## [What is being asked]
Omit the pictures and output every entry below exactly as written.

_ _ _ _

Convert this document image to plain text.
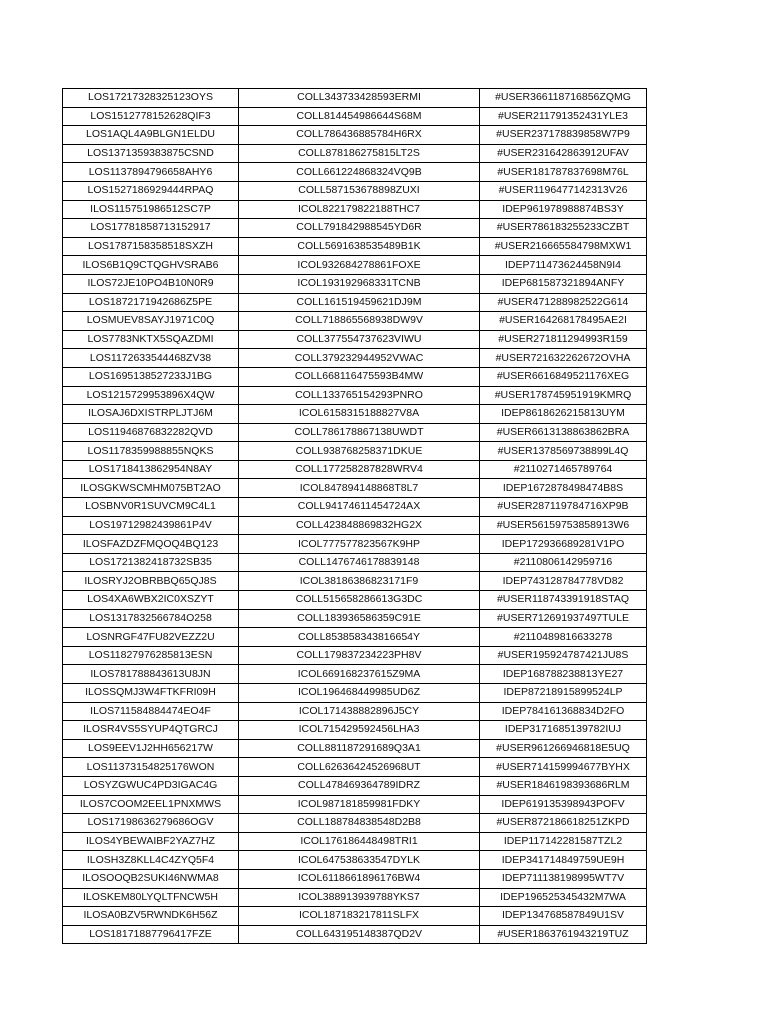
LOS17217328325123OYS	COLL343733428593ERMI	#USER366118716856ZQMG
LOS1512778152628QIF3	COLL814454986644S68M	#USER211791352431YLE3
LOS1AQL4A9BLGN1ELDU	COLL786436885784H6RX	#USER237178839858W7P9
LOS1371359383875CSND	COLL878186275815LT2S	#USER231642863912UFAV
LOS1137894796658AHY6	COLL661224868324VQ9B	#USER181787837698M76L
LOS1527186929444RPAQ	COLL587153678898ZUXI	#USER1196477142313V26
ILOS115751986512SC7P	ICOL822179822188THC7	IDEP961978988874BS3Y
LOS17781858713152917	COLL791842988545YD6R	#USER786183255233CZBT
LOS1787158358518SXZH	COLL5691638535489B1K	#USER216665584798MXW1
ILOS6B1Q9CTQGHVSRAB6	ICOL932684278861FOXE	IDEP711473624458N9I4
ILOS72JE10PO4B10N0R9	ICOL193192968331TCNB	IDEP681587321894ANFY
LOS1872171942686Z5PE	COLL161519459621DJ9M	#USER471288982522G614
LOSMUEV8SAYJ1971C0Q	COLL718865568938DW9V	#USER164268178495AE2I
LOS7783NKTX5SQAZDMI	COLL377554737623VIWU	#USER271811294993R159
LOS1172633544468ZV38	COLL379232944952VWAC	#USER721632262672OVHA
LOS1695138527233J1BG	COLL668116475593B4MW	#USER6616849521176XEG
LOS1215729953896X4QW	COLL133765154293PNRO	#USER178745951919KMRQ
ILOSAJ6DXISTRPLJTJ6M	ICOL6158315188827V8A	IDEP8618626215813UYM
LOS11946876832282QVD	COLL786178867138UWDT	#USER6613138863862BRA
LOS1178359988855NQKS	COLL938768258371DKUE	#USER1378569738899L4Q
LOS1718413862954N8AY	COLL177258287828WRV4	#2110271465789764
ILOSGKWSCMHM075BT2AO	ICOL847894148868T8L7	IDEP1672878498474B8S
LOSBNV0R1SUVCM9C4L1	COLL94174611454724AX	#USER287119784716XP9B
LOS19712982439861P4V	COLL423848869832HG2X	#USER56159753858913W6
ILOSFAZDZFMQOQ4BQ123	ICOL777577823567K9HP	IDEP172936689281V1PO
LOS1721382418732SB35	COLL1476746178839148	#2110806142959716
ILOSRYJ2OBRBBQ65QJ8S	ICOL38186386823171F9	IDEP743128784778VD82
LOS4XA6WBX2IC0XSZYT	COLL515658286613G3DC	#USER118743391918STAQ
LOS1317832566784O258	COLL183936586359C91E	#USER712691937497TULE
LOSNRGF47FU82VEZZ2U	COLL853858343816654Y	#2110489816633278
LOS11827976285813ESN	COLL179837234223PH8V	#USER195924787421JU8S
ILOS781788843613U8JN	ICOL669168237615Z9MA	IDEP168788238813YE27
ILOSSQMJ3W4FTKFRI09H	ICOL196468449985UD6Z	IDEP87218915899524LP
ILOS711584884474EO4F	ICOL171438882896J5CY	IDEP784161368834D2FO
ILOSR4VS5SYUP4QTGRCJ	ICOL715429592456LHA3	IDEP3171685139782IUJ
LOS9EEV1J2HH656217W	COLL881187291689Q3A1	#USER961266946818E5UQ
LOS11373154825176WON	COLL62636424526968UT	#USER714159994677BYHX
LOSYZGWUC4PD3IGAC4G	COLL478469364789IDRZ	#USER1846198393686RLM
ILOS7COOM2EEL1PNXMWS	ICOL987181859981FDKY	IDEP619135398943POFV
LOS17198636279686OGV	COLL188784838548D2B8	#USER872186618251ZKPD
ILOS4YBEWAIBF2YAZ7HZ	ICOL176186448498TRI1	IDEP117142281587TZL2
ILOSH3Z8KLL4C4ZYQ5F4	ICOL647538633547DYLK	IDEP341714849759UE9H
ILOSOOQB2SUKI46NWMA8	ICOL6118661896176BW4	IDEP711138198995WT7V
ILOSKEM80LYQLTFNCW5H	ICOL388913939788YKS7	IDEP196525345432M7WA
ILOSA0BZV5RWNDK6H56Z	ICOL187183217811SLFX	IDEP134768587849U1SV
LOS18171887796417FZE	COLL643195148387QD2V	#USER1863761943219TUZ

_ _ _ _

## [Reply]
Convert this document image to plain text.
LOS17217328325123OYS	COLL343733428593ERMI	#USER366118716856ZQMG
LOS1512778152628QIF3	COLL814454986644S68M	#USER211791352431YLE3
LOS1AQL4A9BLGN1ELDU	COLL786436885784H6RX	#USER237178839858W7P9
LOS1371359383875CSND	COLL878186275815LT2S	#USER231642863912UFAV
LOS1137894796658AHY6	COLL661224868324VQ9B	#USER181787837698M76L
LOS1527186929444RPAQ	COLL587153678898ZUXI	#USER1196477142313V26
ILOS115751986512SC7P	ICOL822179822188THC7	IDEP961978988874BS3Y
LOS17781858713152917	COLL791842988545YD6R	#USER786183255233CZBT
LOS1787158358518SXZH	COLL5691638535489B1K	#USER216665584798MXW1
ILOS6B1Q9CTQGHVSRAB6	ICOL932684278861FOXE	IDEP711473624458N9I4
ILOS72JE10PO4B10N0R9	ICOL193192968331TCNB	IDEP681587321894ANFY
LOS1872171942686Z5PE	COLL161519459621DJ9M	#USER471288982522G614
LOSMUEV8SAYJ1971C0Q	COLL718865568938DW9V	#USER164268178495AE2I
LOS7783NKTX5SQAZDMI	COLL377554737623VIWU	#USER271811294993R159
LOS1172633544468ZV38	COLL379232944952VWAC	#USER721632262672OVHA
LOS1695138527233J1BG	COLL668116475593B4MW	#USER6616849521176XEG
LOS1215729953896X4QW	COLL133765154293PNRO	#USER178745951919KMRQ
ILOSAJ6DXISTRPLJTJ6M	ICOL6158315188827V8A	IDEP8618626215813UYM
LOS11946876832282QVD	COLL786178867138UWDT	#USER6613138863862BRA
LOS1178359988855NQKS	COLL938768258371DKUE	#USER1378569738899L4Q
LOS1718413862954N8AY	COLL177258287828WRV4	#2110271465789764
ILOSGKWSCMHM075BT2AO	ICOL847894148868T8L7	IDEP1672878498474B8S
LOSBNV0R1SUVCM9C4L1	COLL94174611454724AX	#USER287119784716XP9B
LOS19712982439861P4V	COLL423848869832HG2X	#USER56159753858913W6
ILOSFAZDZFMQOQ4BQ123	ICOL777577823567K9HP	IDEP172936689281V1PO
LOS1721382418732SB35	COLL1476746178839148	#2110806142959716
ILOSRYJ2OBRBBQ65QJ8S	ICOL38186386823171F9	IDEP743128784778VD82
LOS4XA6WBX2IC0XSZYT	COLL515658286613G3DC	#USER118743391918STAQ
LOS1317832566784O258	COLL183936586359C91E	#USER712691937497TULE
LOSNRGF47FU82VEZZ2U	COLL853858343816654Y	#2110489816633278
LOS11827976285813ESN	COLL179837234223PH8V	#USER195924787421JU8S
ILOS781788843613U8JN	ICOL669168237615Z9MA	IDEP168788238813YE27
ILOSSQMJ3W4FTKFRI09H	ICOL196468449985UD6Z	IDEP87218915899524LP
ILOS711584884474EO4F	ICOL171438882896J5CY	IDEP784161368834D2FO
ILOSR4VS5SYUP4QTGRCJ	ICOL715429592456LHA3	IDEP3171685139782IUJ
LOS9EEV1J2HH656217W	COLL881187291689Q3A1	#USER961266946818E5UQ
LOS11373154825176WON	COLL62636424526968UT	#USER714159994677BYHX
LOSYZGWUC4PD3IGAC4G	COLL478469364789IDRZ	#USER1846198393686RLM
ILOS7COOM2EEL1PNXMWS	ICOL987181859981FDKY	IDEP619135398943POFV
LOS17198636279686OGV	COLL188784838548D2B8	#USER872186618251ZKPD
ILOS4YBEWAIBF2YAZ7HZ	ICOL176186448498TRI1	IDEP117142281587TZL2
ILOSH3Z8KLL4C4ZYQ5F4	ICOL647538633547DYLK	IDEP341714849759UE9H
ILOSOOQB2SUKI46NWMA8	ICOL6118661896176BW4	IDEP711138198995WT7V
ILOSKEM80LYQLTFNCW5H	ICOL388913939788YKS7	IDEP196525345432M7WA
ILOSA0BZV5RWNDK6H56Z	ICOL187183217811SLFX	IDEP134768587849U1SV
LOS18171887796417FZE	COLL643195148387QD2V	#USER1863761943219TUZ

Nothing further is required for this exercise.